Return all of the entries exactly, with nothing added or left out.

+--

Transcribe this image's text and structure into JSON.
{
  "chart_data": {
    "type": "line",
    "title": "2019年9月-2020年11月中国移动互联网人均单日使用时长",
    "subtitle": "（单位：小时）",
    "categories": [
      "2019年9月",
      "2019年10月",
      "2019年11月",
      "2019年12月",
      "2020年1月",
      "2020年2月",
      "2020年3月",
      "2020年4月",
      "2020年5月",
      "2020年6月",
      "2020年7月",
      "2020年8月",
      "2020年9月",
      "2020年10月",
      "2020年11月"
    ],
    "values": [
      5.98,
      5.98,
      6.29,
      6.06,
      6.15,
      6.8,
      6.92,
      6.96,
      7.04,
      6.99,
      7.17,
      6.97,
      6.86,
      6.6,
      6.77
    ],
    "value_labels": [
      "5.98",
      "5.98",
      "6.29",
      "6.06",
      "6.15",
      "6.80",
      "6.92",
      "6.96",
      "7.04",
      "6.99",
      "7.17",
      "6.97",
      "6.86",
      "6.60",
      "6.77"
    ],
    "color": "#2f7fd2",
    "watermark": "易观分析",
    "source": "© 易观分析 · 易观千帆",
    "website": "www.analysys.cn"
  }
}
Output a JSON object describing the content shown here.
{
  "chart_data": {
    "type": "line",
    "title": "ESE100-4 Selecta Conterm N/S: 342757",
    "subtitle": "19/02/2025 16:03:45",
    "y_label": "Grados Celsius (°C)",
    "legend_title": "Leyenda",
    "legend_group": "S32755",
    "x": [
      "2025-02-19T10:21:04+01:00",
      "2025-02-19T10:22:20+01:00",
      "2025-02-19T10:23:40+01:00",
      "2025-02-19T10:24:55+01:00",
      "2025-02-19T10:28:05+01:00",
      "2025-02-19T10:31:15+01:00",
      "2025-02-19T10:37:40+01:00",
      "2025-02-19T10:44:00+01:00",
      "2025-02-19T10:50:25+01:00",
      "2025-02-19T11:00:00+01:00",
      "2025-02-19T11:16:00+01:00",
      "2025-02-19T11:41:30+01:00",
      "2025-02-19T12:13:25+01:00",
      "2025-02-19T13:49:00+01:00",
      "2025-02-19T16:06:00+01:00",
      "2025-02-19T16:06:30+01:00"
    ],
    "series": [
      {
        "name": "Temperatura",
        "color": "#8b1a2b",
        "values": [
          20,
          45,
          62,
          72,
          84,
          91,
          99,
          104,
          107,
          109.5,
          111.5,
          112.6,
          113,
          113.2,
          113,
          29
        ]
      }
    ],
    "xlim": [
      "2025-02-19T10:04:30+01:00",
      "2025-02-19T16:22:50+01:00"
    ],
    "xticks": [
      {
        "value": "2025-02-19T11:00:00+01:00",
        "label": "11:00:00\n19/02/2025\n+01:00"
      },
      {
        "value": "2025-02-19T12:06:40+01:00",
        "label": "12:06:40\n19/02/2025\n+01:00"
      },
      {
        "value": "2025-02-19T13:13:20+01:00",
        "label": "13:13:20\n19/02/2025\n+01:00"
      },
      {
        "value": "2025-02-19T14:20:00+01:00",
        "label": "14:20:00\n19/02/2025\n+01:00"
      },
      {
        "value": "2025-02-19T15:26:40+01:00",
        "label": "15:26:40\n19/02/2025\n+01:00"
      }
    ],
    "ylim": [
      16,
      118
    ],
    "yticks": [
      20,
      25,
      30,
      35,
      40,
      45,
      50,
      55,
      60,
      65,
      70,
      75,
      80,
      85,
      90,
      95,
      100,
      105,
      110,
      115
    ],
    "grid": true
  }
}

+--

→ SOLVED PROBLEM:
Transcribe this image's text and structure into JSON.
{
  "chart_data": {
    "type": "line",
    "title": "2019年9月-2020年11月中国移动互联网人均单日使用时长",
    "subtitle": "（单位：小时）",
    "categories": [
      "2019年9月",
      "2019年10月",
      "2019年11月",
      "2019年12月",
      "2020年1月",
      "2020年2月",
      "2020年3月",
      "2020年4月",
      "2020年5月",
      "2020年6月",
      "2020年7月",
      "2020年8月",
      "2020年9月",
      "2020年10月",
      "2020年11月"
    ],
    "values": [
      5.98,
      5.98,
      6.29,
      6.06,
      6.15,
      6.8,
      6.92,
      6.96,
      7.04,
      6.99,
      7.17,
      6.97,
      6.86,
      6.6,
      6.77
    ],
    "value_labels": [
      "5.98",
      "5.98",
      "6.29",
      "6.06",
      "6.15",
      "6.80",
      "6.92",
      "6.96",
      "7.04",
      "6.99",
      "7.17",
      "6.97",
      "6.86",
      "6.60",
      "6.77"
    ],
    "color": "#2f7fd2",
    "watermark": "易观分析",
    "source": "© 易观分析 · 易观千帆",
    "website": "www.analysys.cn"
  }
}
Output a JSON object describing the content shown here.
{
  "chart_data": {
    "type": "line",
    "title": "ESE100-4 Selecta Conterm N/S: 342757",
    "subtitle": "19/02/2025 16:03:45",
    "y_label": "Grados Celsius (°C)",
    "legend_title": "Leyenda",
    "legend_group": "S32755",
    "x": [
      "2025-02-19T10:21:04+01:00",
      "2025-02-19T10:22:20+01:00",
      "2025-02-19T10:23:40+01:00",
      "2025-02-19T10:24:55+01:00",
      "2025-02-19T10:28:05+01:00",
      "2025-02-19T10:31:15+01:00",
      "2025-02-19T10:37:40+01:00",
      "2025-02-19T10:44:00+01:00",
      "2025-02-19T10:50:25+01:00",
      "2025-02-19T11:00:00+01:00",
      "2025-02-19T11:16:00+01:00",
      "2025-02-19T11:41:30+01:00",
      "2025-02-19T12:13:25+01:00",
      "2025-02-19T13:49:00+01:00",
      "2025-02-19T16:06:00+01:00",
      "2025-02-19T16:06:30+01:00"
    ],
    "series": [
      {
        "name": "Temperatura",
        "color": "#8b1a2b",
        "values": [
          20,
          45,
          62,
          72,
          84,
          91,
          99,
          104,
          107,
          109.5,
          111.5,
          112.6,
          113,
          113.2,
          113,
          29
        ]
      }
    ],
    "xlim": [
      "2025-02-19T10:04:30+01:00",
      "2025-02-19T16:22:50+01:00"
    ],
    "xticks": [
      {
        "value": "2025-02-19T11:00:00+01:00",
        "label": "11:00:00\n19/02/2025\n+01:00"
      },
      {
        "value": "2025-02-19T12:06:40+01:00",
        "label": "12:06:40\n19/02/2025\n+01:00"
      },
      {
        "value": "2025-02-19T13:13:20+01:00",
        "label": "13:13:20\n19/02/2025\n+01:00"
      },
      {
        "value": "2025-02-19T14:20:00+01:00",
        "label": "14:20:00\n19/02/2025\n+01:00"
      },
      {
        "value": "2025-02-19T15:26:40+01:00",
        "label": "15:26:40\n19/02/2025\n+01:00"
      }
    ],
    "ylim": [
      16,
      118
    ],
    "yticks": [
      20,
      25,
      30,
      35,
      40,
      45,
      50,
      55,
      60,
      65,
      70,
      75,
      80,
      85,
      90,
      95,
      100,
      105,
      110,
      115
    ],
    "grid": true
  }
}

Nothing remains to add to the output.